Task to complete ▸ Show every line of the records below that contains the word "αὐτῶν".

Data shown ▸
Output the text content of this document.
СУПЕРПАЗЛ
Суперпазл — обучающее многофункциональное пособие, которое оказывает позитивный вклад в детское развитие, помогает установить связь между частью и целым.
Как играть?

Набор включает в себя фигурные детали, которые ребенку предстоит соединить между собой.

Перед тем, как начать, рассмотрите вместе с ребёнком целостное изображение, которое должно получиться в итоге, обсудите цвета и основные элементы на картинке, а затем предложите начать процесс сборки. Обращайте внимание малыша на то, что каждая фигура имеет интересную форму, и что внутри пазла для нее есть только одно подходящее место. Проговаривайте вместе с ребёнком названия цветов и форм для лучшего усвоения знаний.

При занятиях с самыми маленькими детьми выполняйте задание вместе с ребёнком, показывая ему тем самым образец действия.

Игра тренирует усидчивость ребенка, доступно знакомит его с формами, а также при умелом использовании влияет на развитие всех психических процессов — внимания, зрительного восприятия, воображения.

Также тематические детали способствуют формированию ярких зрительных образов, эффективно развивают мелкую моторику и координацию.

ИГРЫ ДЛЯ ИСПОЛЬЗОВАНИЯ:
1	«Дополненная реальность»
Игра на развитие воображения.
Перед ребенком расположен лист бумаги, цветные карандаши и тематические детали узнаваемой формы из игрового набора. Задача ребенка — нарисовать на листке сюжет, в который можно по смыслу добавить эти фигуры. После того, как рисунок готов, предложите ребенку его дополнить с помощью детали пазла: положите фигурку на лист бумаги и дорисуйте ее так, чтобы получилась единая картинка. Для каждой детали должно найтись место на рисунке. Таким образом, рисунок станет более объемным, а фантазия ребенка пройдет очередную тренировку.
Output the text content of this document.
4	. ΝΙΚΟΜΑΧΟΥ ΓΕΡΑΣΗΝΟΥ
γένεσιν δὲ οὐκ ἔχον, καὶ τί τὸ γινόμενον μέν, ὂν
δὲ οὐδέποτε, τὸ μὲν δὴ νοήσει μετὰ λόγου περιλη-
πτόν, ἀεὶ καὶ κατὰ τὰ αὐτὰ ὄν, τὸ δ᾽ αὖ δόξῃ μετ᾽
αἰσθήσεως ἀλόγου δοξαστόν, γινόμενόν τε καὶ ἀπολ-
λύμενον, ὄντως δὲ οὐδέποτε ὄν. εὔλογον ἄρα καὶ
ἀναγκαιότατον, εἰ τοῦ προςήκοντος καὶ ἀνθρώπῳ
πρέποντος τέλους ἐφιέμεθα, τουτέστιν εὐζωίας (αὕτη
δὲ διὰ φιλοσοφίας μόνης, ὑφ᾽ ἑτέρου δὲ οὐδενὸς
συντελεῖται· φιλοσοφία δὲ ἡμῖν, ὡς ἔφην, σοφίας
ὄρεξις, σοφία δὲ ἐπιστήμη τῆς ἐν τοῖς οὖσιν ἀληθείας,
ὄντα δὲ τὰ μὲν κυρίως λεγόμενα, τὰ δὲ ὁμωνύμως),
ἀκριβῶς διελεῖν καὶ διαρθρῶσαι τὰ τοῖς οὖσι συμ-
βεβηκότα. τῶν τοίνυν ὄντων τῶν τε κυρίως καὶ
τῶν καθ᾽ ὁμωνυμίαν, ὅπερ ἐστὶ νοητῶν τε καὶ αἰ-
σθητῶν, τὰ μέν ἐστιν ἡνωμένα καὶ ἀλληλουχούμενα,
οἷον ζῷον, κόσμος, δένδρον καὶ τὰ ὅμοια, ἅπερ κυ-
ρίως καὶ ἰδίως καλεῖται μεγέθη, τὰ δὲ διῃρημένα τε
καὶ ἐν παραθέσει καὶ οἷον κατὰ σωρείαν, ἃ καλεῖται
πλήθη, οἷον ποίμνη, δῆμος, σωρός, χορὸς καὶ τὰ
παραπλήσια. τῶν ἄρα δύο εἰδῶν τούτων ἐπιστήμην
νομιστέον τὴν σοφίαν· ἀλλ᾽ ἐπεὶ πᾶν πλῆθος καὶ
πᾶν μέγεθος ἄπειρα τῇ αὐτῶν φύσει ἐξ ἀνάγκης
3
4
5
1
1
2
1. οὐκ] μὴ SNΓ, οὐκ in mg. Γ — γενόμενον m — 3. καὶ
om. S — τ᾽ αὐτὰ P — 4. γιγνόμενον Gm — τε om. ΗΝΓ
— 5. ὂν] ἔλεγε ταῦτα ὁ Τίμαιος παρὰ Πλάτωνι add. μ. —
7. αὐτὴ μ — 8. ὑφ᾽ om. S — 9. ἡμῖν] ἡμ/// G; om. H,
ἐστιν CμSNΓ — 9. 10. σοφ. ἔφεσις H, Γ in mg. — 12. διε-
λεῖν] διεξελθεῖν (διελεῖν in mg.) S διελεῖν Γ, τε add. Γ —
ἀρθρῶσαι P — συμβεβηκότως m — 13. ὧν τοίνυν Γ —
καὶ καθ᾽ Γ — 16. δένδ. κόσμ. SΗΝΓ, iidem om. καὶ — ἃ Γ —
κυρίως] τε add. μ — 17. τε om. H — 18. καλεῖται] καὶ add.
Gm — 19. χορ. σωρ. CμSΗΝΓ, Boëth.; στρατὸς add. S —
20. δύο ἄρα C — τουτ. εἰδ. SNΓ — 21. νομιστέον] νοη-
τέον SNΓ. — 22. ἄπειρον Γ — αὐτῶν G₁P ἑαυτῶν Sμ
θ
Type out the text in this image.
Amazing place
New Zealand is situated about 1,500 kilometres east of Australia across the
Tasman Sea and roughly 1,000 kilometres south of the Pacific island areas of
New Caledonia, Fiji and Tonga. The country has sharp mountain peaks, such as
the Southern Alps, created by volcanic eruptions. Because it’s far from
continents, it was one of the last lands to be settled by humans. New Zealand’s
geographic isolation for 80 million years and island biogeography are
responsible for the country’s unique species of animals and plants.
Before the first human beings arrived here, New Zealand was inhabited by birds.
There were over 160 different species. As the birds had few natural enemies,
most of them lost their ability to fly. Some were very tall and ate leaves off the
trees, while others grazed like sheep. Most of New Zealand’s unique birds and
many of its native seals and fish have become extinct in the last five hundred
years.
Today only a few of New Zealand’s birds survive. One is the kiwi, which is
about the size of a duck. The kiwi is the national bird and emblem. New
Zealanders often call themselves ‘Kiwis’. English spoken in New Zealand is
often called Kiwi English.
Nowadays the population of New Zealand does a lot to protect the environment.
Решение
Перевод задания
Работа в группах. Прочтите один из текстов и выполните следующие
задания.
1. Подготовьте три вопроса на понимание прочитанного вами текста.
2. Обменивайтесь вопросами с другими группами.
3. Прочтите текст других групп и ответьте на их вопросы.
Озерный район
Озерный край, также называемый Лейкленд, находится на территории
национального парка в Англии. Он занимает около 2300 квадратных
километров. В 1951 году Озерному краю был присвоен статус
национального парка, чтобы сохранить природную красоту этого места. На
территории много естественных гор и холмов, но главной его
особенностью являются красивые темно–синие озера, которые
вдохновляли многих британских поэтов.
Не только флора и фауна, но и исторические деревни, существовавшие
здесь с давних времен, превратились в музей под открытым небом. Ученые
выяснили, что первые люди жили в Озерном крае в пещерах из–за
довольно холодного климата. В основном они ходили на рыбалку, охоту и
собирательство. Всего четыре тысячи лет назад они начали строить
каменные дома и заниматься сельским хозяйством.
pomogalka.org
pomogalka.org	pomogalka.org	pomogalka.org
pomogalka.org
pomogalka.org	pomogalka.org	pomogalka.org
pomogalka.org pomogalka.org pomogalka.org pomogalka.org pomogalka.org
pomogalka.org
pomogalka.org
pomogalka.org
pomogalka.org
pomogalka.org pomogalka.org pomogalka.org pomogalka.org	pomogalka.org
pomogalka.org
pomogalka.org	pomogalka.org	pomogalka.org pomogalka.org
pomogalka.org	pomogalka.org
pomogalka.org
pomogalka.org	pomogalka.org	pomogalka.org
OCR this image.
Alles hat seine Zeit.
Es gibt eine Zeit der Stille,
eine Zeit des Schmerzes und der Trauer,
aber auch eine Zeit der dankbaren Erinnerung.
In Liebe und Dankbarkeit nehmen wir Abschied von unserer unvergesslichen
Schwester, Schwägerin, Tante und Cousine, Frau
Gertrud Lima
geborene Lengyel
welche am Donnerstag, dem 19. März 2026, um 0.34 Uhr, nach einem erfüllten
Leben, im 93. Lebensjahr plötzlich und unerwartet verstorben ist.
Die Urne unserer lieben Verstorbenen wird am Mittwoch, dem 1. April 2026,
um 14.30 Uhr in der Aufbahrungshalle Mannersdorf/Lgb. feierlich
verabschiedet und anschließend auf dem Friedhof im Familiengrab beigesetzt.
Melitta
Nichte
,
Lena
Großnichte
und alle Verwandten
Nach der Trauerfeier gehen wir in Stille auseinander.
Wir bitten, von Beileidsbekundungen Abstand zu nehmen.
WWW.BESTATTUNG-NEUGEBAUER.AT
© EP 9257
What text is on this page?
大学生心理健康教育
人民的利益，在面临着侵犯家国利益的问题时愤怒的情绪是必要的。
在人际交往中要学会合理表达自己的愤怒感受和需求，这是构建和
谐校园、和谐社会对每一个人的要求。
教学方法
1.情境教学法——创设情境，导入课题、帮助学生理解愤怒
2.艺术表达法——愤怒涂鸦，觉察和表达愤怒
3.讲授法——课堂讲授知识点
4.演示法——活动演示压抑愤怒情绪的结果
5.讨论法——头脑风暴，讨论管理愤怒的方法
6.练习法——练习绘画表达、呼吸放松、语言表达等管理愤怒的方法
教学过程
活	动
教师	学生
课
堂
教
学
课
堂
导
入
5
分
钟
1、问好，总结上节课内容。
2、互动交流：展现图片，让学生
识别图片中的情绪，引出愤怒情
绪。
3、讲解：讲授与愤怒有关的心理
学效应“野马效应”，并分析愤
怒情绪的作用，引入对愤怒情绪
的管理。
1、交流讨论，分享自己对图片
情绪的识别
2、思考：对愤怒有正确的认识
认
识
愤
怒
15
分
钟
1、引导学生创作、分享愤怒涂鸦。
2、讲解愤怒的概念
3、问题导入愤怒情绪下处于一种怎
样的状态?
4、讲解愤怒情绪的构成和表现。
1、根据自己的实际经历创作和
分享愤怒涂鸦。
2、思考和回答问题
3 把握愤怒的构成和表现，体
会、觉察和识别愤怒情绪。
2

Complete answer ▸
πᾶν μέγεθος ἄπειρα τῇ αὐτῶν φύσει ἐξ ἀνάγκης
τέον SNΓ. — 22. ἄπειρον Γ — αὐτῶν G₁P ἑαυτῶν Sμ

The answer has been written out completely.